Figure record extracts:
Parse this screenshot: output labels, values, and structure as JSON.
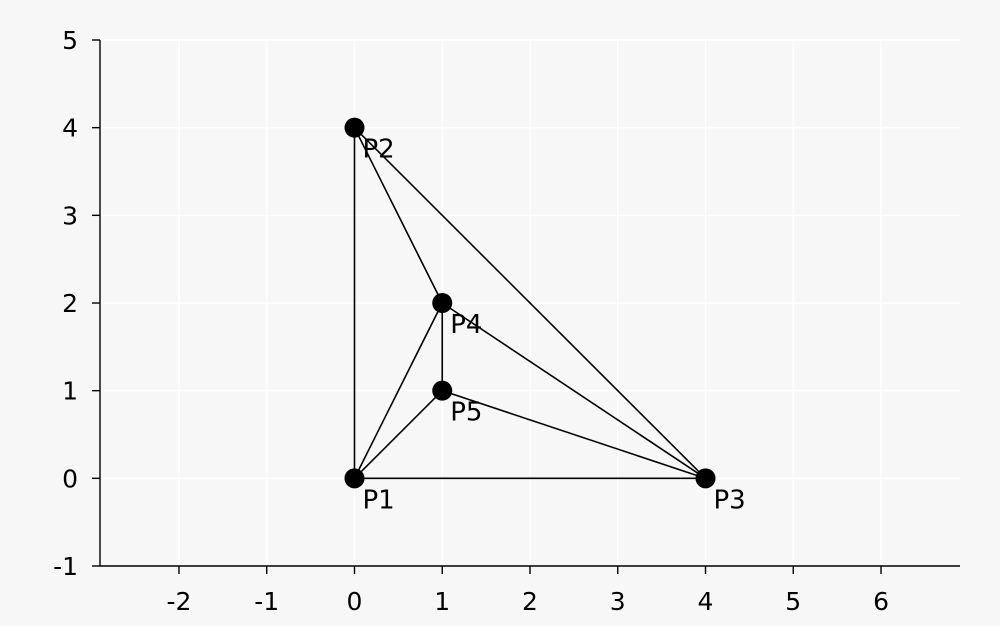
{
  "chart_data": {
    "type": "scatter",
    "title": "",
    "xlabel": "",
    "ylabel": "",
    "xlim": [
      -2.9,
      6.9
    ],
    "ylim": [
      -1,
      5
    ],
    "x_ticks": [
      "-2",
      "-1",
      "0",
      "1",
      "2",
      "3",
      "4",
      "5",
      "6"
    ],
    "y_ticks": [
      "-1",
      "0",
      "1",
      "2",
      "3",
      "4",
      "5"
    ],
    "grid": true,
    "points": [
      {
        "label": "P1",
        "x": 0,
        "y": 0
      },
      {
        "label": "P2",
        "x": 0,
        "y": 4
      },
      {
        "label": "P3",
        "x": 4,
        "y": 0
      },
      {
        "label": "P4",
        "x": 1,
        "y": 2
      },
      {
        "label": "P5",
        "x": 1,
        "y": 1
      }
    ],
    "edges": [
      [
        "P1",
        "P2"
      ],
      [
        "P1",
        "P3"
      ],
      [
        "P2",
        "P3"
      ],
      [
        "P2",
        "P4"
      ],
      [
        "P1",
        "P4"
      ],
      [
        "P4",
        "P5"
      ],
      [
        "P1",
        "P5"
      ],
      [
        "P4",
        "P3"
      ],
      [
        "P5",
        "P3"
      ]
    ]
  }
}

*WRITTEN INSTRUCTION:* Each line in the records above should be reproduced exactly; images are not copied.

*WRITTEN ANSWER:*
Parse this screenshot: output labels, values, and structure as JSON.
{
  "chart_data": {
    "type": "scatter",
    "title": "",
    "xlabel": "",
    "ylabel": "",
    "xlim": [
      -2.9,
      6.9
    ],
    "ylim": [
      -1,
      5
    ],
    "x_ticks": [
      "-2",
      "-1",
      "0",
      "1",
      "2",
      "3",
      "4",
      "5",
      "6"
    ],
    "y_ticks": [
      "-1",
      "0",
      "1",
      "2",
      "3",
      "4",
      "5"
    ],
    "grid": true,
    "points": [
      {
        "label": "P1",
        "x": 0,
        "y": 0
      },
      {
        "label": "P2",
        "x": 0,
        "y": 4
      },
      {
        "label": "P3",
        "x": 4,
        "y": 0
      },
      {
        "label": "P4",
        "x": 1,
        "y": 2
      },
      {
        "label": "P5",
        "x": 1,
        "y": 1
      }
    ],
    "edges": [
      [
        "P1",
        "P2"
      ],
      [
        "P1",
        "P3"
      ],
      [
        "P2",
        "P3"
      ],
      [
        "P2",
        "P4"
      ],
      [
        "P1",
        "P4"
      ],
      [
        "P4",
        "P5"
      ],
      [
        "P1",
        "P5"
      ],
      [
        "P4",
        "P3"
      ],
      [
        "P5",
        "P3"
      ]
    ]
  }
}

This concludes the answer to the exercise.